### Directions
The listing below should be written out exactly; please include all of it.
——
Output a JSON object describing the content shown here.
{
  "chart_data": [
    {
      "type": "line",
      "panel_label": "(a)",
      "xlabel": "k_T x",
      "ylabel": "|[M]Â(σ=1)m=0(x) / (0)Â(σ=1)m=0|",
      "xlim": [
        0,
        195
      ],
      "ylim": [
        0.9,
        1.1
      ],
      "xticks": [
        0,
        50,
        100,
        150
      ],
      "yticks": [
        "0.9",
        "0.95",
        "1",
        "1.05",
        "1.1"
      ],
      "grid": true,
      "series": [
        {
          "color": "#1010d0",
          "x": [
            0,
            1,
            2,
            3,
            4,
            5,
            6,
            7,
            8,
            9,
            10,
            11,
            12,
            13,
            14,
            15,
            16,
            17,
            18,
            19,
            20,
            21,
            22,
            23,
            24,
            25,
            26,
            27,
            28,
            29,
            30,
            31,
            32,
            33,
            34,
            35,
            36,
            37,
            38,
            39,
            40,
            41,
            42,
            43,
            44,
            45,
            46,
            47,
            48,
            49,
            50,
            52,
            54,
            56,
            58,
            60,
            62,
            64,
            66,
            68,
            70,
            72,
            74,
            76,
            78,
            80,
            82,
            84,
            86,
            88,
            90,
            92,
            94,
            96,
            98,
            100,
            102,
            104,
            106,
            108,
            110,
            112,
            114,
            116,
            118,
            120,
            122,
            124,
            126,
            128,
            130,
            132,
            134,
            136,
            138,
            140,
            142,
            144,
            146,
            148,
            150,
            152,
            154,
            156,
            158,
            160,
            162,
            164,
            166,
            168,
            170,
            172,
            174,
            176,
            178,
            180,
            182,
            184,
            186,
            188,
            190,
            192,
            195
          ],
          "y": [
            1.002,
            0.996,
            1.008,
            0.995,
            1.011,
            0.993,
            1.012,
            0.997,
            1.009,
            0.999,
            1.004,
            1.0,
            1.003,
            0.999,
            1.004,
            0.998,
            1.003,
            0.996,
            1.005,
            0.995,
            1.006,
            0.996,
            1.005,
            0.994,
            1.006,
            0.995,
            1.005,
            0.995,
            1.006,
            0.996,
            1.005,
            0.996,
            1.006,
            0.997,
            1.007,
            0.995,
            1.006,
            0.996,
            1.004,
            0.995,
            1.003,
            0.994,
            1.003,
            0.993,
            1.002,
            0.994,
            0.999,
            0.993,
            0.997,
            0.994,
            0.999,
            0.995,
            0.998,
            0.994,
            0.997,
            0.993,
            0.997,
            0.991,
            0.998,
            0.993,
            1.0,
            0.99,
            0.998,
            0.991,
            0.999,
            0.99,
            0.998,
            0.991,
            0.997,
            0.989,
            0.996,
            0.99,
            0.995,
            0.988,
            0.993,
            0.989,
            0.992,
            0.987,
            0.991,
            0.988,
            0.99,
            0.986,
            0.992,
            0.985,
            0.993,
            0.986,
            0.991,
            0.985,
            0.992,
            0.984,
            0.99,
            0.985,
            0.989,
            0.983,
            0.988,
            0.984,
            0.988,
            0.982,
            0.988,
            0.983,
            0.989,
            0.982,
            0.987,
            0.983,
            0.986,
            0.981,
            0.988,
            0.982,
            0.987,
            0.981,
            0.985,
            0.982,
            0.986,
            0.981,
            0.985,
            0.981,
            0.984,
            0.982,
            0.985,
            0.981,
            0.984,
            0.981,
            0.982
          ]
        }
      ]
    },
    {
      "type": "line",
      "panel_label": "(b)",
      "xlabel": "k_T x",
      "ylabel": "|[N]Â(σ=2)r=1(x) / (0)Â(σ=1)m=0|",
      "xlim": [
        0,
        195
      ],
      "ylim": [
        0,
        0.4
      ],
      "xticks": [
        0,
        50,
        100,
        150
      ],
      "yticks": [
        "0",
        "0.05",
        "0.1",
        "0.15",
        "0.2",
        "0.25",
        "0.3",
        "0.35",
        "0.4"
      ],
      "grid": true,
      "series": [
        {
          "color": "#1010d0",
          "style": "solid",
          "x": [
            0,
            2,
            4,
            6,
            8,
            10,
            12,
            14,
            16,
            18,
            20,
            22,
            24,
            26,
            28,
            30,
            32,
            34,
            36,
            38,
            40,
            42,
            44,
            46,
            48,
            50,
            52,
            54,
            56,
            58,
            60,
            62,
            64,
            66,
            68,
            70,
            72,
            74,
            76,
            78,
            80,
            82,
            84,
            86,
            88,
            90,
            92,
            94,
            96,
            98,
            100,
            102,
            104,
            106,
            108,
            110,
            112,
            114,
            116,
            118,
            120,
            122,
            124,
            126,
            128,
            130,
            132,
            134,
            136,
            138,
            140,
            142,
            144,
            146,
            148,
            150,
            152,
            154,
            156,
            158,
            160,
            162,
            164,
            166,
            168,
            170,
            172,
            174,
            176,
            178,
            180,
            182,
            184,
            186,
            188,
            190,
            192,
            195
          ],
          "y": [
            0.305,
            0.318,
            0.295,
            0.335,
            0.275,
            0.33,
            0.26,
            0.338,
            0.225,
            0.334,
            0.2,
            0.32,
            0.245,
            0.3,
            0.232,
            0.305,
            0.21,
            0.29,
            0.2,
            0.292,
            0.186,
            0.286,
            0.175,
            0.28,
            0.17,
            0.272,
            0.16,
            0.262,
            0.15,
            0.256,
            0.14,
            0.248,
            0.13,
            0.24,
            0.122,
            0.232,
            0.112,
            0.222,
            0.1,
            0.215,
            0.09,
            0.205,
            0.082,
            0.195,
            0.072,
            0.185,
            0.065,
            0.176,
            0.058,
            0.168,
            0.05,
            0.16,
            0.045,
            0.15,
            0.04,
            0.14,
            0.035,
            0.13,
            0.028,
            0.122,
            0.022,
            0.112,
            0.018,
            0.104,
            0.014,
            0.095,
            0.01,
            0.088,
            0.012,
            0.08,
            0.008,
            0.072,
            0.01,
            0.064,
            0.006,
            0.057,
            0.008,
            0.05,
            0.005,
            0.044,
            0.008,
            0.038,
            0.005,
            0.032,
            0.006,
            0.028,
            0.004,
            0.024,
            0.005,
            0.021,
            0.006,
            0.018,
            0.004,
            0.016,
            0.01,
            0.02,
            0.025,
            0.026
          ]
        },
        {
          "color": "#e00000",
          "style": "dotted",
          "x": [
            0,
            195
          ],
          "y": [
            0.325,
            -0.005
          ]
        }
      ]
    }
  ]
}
——
### Reply to the exercise
Output a JSON object describing the content shown here.
{
  "chart_data": [
    {
      "type": "line",
      "panel_label": "(a)",
      "xlabel": "k_T x",
      "ylabel": "|[M]Â(σ=1)m=0(x) / (0)Â(σ=1)m=0|",
      "xlim": [
        0,
        195
      ],
      "ylim": [
        0.9,
        1.1
      ],
      "xticks": [
        0,
        50,
        100,
        150
      ],
      "yticks": [
        "0.9",
        "0.95",
        "1",
        "1.05",
        "1.1"
      ],
      "grid": true,
      "series": [
        {
          "color": "#1010d0",
          "x": [
            0,
            1,
            2,
            3,
            4,
            5,
            6,
            7,
            8,
            9,
            10,
            11,
            12,
            13,
            14,
            15,
            16,
            17,
            18,
            19,
            20,
            21,
            22,
            23,
            24,
            25,
            26,
            27,
            28,
            29,
            30,
            31,
            32,
            33,
            34,
            35,
            36,
            37,
            38,
            39,
            40,
            41,
            42,
            43,
            44,
            45,
            46,
            47,
            48,
            49,
            50,
            52,
            54,
            56,
            58,
            60,
            62,
            64,
            66,
            68,
            70,
            72,
            74,
            76,
            78,
            80,
            82,
            84,
            86,
            88,
            90,
            92,
            94,
            96,
            98,
            100,
            102,
            104,
            106,
            108,
            110,
            112,
            114,
            116,
            118,
            120,
            122,
            124,
            126,
            128,
            130,
            132,
            134,
            136,
            138,
            140,
            142,
            144,
            146,
            148,
            150,
            152,
            154,
            156,
            158,
            160,
            162,
            164,
            166,
            168,
            170,
            172,
            174,
            176,
            178,
            180,
            182,
            184,
            186,
            188,
            190,
            192,
            195
          ],
          "y": [
            1.002,
            0.996,
            1.008,
            0.995,
            1.011,
            0.993,
            1.012,
            0.997,
            1.009,
            0.999,
            1.004,
            1.0,
            1.003,
            0.999,
            1.004,
            0.998,
            1.003,
            0.996,
            1.005,
            0.995,
            1.006,
            0.996,
            1.005,
            0.994,
            1.006,
            0.995,
            1.005,
            0.995,
            1.006,
            0.996,
            1.005,
            0.996,
            1.006,
            0.997,
            1.007,
            0.995,
            1.006,
            0.996,
            1.004,
            0.995,
            1.003,
            0.994,
            1.003,
            0.993,
            1.002,
            0.994,
            0.999,
            0.993,
            0.997,
            0.994,
            0.999,
            0.995,
            0.998,
            0.994,
            0.997,
            0.993,
            0.997,
            0.991,
            0.998,
            0.993,
            1.0,
            0.99,
            0.998,
            0.991,
            0.999,
            0.99,
            0.998,
            0.991,
            0.997,
            0.989,
            0.996,
            0.99,
            0.995,
            0.988,
            0.993,
            0.989,
            0.992,
            0.987,
            0.991,
            0.988,
            0.99,
            0.986,
            0.992,
            0.985,
            0.993,
            0.986,
            0.991,
            0.985,
            0.992,
            0.984,
            0.99,
            0.985,
            0.989,
            0.983,
            0.988,
            0.984,
            0.988,
            0.982,
            0.988,
            0.983,
            0.989,
            0.982,
            0.987,
            0.983,
            0.986,
            0.981,
            0.988,
            0.982,
            0.987,
            0.981,
            0.985,
            0.982,
            0.986,
            0.981,
            0.985,
            0.981,
            0.984,
            0.982,
            0.985,
            0.981,
            0.984,
            0.981,
            0.982
          ]
        }
      ]
    },
    {
      "type": "line",
      "panel_label": "(b)",
      "xlabel": "k_T x",
      "ylabel": "|[N]Â(σ=2)r=1(x) / (0)Â(σ=1)m=0|",
      "xlim": [
        0,
        195
      ],
      "ylim": [
        0,
        0.4
      ],
      "xticks": [
        0,
        50,
        100,
        150
      ],
      "yticks": [
        "0",
        "0.05",
        "0.1",
        "0.15",
        "0.2",
        "0.25",
        "0.3",
        "0.35",
        "0.4"
      ],
      "grid": true,
      "series": [
        {
          "color": "#1010d0",
          "style": "solid",
          "x": [
            0,
            2,
            4,
            6,
            8,
            10,
            12,
            14,
            16,
            18,
            20,
            22,
            24,
            26,
            28,
            30,
            32,
            34,
            36,
            38,
            40,
            42,
            44,
            46,
            48,
            50,
            52,
            54,
            56,
            58,
            60,
            62,
            64,
            66,
            68,
            70,
            72,
            74,
            76,
            78,
            80,
            82,
            84,
            86,
            88,
            90,
            92,
            94,
            96,
            98,
            100,
            102,
            104,
            106,
            108,
            110,
            112,
            114,
            116,
            118,
            120,
            122,
            124,
            126,
            128,
            130,
            132,
            134,
            136,
            138,
            140,
            142,
            144,
            146,
            148,
            150,
            152,
            154,
            156,
            158,
            160,
            162,
            164,
            166,
            168,
            170,
            172,
            174,
            176,
            178,
            180,
            182,
            184,
            186,
            188,
            190,
            192,
            195
          ],
          "y": [
            0.305,
            0.318,
            0.295,
            0.335,
            0.275,
            0.33,
            0.26,
            0.338,
            0.225,
            0.334,
            0.2,
            0.32,
            0.245,
            0.3,
            0.232,
            0.305,
            0.21,
            0.29,
            0.2,
            0.292,
            0.186,
            0.286,
            0.175,
            0.28,
            0.17,
            0.272,
            0.16,
            0.262,
            0.15,
            0.256,
            0.14,
            0.248,
            0.13,
            0.24,
            0.122,
            0.232,
            0.112,
            0.222,
            0.1,
            0.215,
            0.09,
            0.205,
            0.082,
            0.195,
            0.072,
            0.185,
            0.065,
            0.176,
            0.058,
            0.168,
            0.05,
            0.16,
            0.045,
            0.15,
            0.04,
            0.14,
            0.035,
            0.13,
            0.028,
            0.122,
            0.022,
            0.112,
            0.018,
            0.104,
            0.014,
            0.095,
            0.01,
            0.088,
            0.012,
            0.08,
            0.008,
            0.072,
            0.01,
            0.064,
            0.006,
            0.057,
            0.008,
            0.05,
            0.005,
            0.044,
            0.008,
            0.038,
            0.005,
            0.032,
            0.006,
            0.028,
            0.004,
            0.024,
            0.005,
            0.021,
            0.006,
            0.018,
            0.004,
            0.016,
            0.01,
            0.02,
            0.025,
            0.026
          ]
        },
        {
          "color": "#e00000",
          "style": "dotted",
          "x": [
            0,
            195
          ],
          "y": [
            0.325,
            -0.005
          ]
        }
      ]
    }
  ]
}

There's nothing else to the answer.